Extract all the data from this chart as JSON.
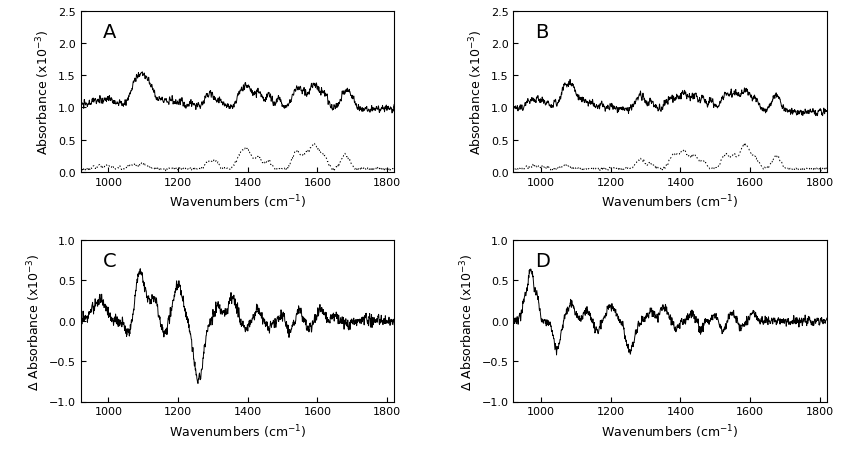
{
  "xlim": [
    920,
    1820
  ],
  "xticks": [
    1000,
    1200,
    1400,
    1600,
    1800
  ],
  "xlabel": "Wavenumbers (cm$^{-1}$)",
  "panels": [
    "A",
    "B",
    "C",
    "D"
  ],
  "ab_ylabel": "Absorbance (x10$^{-3}$)",
  "cd_ylabel": "$\\Delta$ Absorbance (x10$^{-3}$)",
  "ab_ylim": [
    0.0,
    2.5
  ],
  "ab_yticks": [
    0.0,
    0.5,
    1.0,
    1.5,
    2.0,
    2.5
  ],
  "cd_ylim": [
    -1.0,
    1.0
  ],
  "cd_yticks": [
    -1.0,
    -0.5,
    0.0,
    0.5,
    1.0
  ],
  "line_color": "#000000",
  "background_color": "#ffffff",
  "label_fontsize": 9,
  "tick_fontsize": 8,
  "panel_label_fontsize": 14
}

● DIRECTIONS FOR THIS TASK
Reproduce all entries without any change, and omit the pictures.

● TASK SOLUTION
Extract all the data from this chart as JSON.
{
  "xlim": [
    920,
    1820
  ],
  "xticks": [
    1000,
    1200,
    1400,
    1600,
    1800
  ],
  "xlabel": "Wavenumbers (cm$^{-1}$)",
  "panels": [
    "A",
    "B",
    "C",
    "D"
  ],
  "ab_ylabel": "Absorbance (x10$^{-3}$)",
  "cd_ylabel": "$\\Delta$ Absorbance (x10$^{-3}$)",
  "ab_ylim": [
    0.0,
    2.5
  ],
  "ab_yticks": [
    0.0,
    0.5,
    1.0,
    1.5,
    2.0,
    2.5
  ],
  "cd_ylim": [
    -1.0,
    1.0
  ],
  "cd_yticks": [
    -1.0,
    -0.5,
    0.0,
    0.5,
    1.0
  ],
  "line_color": "#000000",
  "background_color": "#ffffff",
  "label_fontsize": 9,
  "tick_fontsize": 8,
  "panel_label_fontsize": 14
}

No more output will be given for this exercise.